Dataset entries on figures
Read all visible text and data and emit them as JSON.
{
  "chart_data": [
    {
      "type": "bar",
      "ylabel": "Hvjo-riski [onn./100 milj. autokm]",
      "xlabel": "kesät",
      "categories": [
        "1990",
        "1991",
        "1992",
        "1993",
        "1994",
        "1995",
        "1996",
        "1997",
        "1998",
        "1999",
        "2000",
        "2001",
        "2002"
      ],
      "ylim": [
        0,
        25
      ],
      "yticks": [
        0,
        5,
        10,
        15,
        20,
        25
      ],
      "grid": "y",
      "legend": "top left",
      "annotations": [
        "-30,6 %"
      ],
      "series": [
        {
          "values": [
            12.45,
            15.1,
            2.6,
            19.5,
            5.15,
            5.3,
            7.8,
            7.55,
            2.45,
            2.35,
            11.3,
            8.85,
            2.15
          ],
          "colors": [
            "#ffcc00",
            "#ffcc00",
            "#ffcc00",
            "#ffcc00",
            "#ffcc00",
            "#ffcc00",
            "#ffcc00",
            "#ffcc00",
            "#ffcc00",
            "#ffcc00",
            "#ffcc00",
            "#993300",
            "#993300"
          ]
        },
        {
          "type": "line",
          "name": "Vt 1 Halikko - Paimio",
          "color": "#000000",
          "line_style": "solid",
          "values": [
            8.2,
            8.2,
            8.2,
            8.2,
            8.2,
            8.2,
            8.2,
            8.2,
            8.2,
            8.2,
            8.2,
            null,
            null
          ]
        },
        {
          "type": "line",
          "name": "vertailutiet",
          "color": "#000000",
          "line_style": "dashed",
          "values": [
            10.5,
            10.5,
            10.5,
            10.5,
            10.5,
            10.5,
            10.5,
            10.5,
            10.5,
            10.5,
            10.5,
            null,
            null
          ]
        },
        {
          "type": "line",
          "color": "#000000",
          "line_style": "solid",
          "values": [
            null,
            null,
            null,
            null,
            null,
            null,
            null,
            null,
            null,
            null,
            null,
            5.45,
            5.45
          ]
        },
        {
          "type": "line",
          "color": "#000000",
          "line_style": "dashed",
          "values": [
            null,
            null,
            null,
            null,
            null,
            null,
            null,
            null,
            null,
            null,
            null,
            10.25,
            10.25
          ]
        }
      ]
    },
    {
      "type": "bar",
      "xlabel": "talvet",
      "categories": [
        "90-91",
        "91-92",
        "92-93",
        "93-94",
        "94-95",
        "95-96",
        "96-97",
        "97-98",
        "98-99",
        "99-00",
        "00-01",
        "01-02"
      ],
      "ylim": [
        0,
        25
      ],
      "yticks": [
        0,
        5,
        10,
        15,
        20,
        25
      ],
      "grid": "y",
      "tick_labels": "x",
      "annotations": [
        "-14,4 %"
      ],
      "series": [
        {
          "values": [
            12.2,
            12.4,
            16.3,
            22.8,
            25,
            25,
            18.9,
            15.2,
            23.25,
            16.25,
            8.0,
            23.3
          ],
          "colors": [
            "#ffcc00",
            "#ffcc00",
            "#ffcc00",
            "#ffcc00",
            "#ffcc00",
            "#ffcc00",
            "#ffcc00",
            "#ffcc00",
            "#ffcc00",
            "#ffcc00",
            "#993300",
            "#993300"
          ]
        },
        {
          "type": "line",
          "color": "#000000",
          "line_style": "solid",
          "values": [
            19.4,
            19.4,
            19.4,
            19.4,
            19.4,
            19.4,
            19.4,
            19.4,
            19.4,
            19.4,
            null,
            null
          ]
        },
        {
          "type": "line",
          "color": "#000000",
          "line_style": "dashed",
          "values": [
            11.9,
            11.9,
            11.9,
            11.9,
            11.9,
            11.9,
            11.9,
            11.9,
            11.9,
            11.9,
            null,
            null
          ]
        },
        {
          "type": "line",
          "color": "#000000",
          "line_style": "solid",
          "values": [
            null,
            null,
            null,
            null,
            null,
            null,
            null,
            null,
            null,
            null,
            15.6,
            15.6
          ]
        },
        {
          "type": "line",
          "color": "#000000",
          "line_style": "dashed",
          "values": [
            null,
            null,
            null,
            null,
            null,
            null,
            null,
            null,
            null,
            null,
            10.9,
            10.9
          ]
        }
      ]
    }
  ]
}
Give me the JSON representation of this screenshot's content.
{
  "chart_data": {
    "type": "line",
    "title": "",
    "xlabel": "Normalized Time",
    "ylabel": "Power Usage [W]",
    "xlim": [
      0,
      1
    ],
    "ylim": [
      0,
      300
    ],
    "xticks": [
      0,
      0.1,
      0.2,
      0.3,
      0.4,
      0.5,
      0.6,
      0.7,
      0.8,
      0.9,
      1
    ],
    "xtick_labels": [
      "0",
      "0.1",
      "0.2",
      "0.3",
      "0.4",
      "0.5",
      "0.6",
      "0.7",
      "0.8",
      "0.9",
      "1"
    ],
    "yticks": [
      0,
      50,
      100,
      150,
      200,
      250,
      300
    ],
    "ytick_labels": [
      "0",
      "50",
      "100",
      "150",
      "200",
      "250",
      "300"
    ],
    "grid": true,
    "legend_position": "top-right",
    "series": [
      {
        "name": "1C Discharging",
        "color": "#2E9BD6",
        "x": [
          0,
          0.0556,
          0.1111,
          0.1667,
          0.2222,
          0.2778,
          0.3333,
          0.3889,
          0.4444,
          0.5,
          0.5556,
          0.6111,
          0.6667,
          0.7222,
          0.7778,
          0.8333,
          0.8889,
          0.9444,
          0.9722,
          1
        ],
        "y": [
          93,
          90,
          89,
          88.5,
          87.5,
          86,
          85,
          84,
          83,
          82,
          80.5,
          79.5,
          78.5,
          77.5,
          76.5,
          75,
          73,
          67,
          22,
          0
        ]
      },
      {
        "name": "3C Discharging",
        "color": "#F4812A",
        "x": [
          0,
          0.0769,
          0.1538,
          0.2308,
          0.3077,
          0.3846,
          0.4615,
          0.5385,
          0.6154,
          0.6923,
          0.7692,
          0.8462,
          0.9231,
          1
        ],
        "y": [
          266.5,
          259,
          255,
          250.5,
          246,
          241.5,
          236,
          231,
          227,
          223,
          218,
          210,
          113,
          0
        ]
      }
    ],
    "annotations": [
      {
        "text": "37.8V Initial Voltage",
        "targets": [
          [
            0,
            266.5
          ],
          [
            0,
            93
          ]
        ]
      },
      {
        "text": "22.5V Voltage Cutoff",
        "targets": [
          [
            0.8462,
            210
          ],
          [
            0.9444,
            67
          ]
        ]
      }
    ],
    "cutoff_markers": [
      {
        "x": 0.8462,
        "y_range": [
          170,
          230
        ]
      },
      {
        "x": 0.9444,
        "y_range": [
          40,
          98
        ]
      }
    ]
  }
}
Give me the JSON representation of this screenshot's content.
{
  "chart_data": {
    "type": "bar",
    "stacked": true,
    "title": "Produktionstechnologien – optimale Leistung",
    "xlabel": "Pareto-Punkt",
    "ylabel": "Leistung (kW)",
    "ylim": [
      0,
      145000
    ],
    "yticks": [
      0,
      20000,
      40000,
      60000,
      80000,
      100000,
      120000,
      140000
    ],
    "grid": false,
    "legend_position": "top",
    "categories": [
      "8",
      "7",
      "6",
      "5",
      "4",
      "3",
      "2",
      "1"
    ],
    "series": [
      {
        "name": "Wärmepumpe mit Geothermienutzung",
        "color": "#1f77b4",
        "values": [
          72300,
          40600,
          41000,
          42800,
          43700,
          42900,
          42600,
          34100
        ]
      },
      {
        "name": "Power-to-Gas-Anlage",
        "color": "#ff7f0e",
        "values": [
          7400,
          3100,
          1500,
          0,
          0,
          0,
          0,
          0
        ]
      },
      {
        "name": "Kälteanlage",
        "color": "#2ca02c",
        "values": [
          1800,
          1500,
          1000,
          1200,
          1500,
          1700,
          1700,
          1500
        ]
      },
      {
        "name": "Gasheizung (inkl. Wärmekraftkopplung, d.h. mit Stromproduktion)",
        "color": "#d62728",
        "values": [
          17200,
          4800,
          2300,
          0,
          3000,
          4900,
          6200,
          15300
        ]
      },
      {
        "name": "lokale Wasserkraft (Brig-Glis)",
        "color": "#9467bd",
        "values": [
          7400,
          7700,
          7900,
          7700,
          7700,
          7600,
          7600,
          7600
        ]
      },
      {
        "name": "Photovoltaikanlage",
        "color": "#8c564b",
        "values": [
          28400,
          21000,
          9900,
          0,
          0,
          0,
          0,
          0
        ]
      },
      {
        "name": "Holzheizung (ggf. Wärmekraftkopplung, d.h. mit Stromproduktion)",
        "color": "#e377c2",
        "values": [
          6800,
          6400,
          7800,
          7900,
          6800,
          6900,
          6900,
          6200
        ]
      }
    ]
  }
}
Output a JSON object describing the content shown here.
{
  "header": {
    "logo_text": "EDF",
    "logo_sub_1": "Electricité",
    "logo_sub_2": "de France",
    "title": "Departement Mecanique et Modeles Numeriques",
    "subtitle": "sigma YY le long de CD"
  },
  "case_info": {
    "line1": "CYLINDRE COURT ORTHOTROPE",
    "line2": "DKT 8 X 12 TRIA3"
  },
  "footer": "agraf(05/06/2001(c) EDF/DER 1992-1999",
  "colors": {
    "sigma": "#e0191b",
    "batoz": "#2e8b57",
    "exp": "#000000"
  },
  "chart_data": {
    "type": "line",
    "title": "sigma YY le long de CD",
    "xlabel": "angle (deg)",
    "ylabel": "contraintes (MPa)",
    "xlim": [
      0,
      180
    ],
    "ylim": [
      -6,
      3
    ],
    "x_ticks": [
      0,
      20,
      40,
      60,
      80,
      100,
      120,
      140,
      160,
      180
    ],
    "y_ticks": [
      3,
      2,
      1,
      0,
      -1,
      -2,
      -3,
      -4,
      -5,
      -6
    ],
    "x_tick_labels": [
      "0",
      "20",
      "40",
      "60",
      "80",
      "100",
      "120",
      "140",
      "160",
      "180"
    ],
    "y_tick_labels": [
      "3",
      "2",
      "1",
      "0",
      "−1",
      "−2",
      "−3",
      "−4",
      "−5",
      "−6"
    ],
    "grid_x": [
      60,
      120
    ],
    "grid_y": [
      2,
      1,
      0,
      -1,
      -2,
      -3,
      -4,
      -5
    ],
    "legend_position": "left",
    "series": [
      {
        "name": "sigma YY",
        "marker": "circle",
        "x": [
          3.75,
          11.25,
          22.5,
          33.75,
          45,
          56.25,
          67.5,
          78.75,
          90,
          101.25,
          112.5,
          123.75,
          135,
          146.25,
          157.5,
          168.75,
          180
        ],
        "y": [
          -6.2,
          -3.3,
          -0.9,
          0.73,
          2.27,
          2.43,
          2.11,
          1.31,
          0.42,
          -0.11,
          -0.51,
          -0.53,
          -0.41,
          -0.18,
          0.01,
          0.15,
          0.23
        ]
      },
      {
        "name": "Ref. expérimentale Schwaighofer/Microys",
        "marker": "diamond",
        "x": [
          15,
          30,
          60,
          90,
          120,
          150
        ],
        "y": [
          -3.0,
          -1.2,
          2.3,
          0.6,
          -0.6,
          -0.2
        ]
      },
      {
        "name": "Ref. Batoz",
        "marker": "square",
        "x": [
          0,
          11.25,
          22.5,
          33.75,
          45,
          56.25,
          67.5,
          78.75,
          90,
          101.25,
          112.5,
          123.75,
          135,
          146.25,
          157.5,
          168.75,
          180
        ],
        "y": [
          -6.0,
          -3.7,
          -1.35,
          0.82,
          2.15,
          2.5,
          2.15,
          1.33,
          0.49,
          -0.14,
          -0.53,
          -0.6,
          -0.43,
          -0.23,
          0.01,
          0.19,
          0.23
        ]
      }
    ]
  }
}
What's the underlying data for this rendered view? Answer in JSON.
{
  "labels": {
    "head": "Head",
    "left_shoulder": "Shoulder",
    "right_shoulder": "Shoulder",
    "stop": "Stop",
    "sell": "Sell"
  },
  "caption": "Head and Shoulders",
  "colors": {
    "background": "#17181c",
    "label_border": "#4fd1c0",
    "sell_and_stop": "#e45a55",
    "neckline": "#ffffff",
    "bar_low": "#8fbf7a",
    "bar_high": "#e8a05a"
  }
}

■ Work to be completed ■
Look through the entries above for the word "sigma". Copy every line where it shows up.

■ Result below ■
    "subtitle": "sigma YY le long de CD"
    "sigma": "#e0191b",
    "title": "sigma YY le long de CD",
        "name": "sigma YY",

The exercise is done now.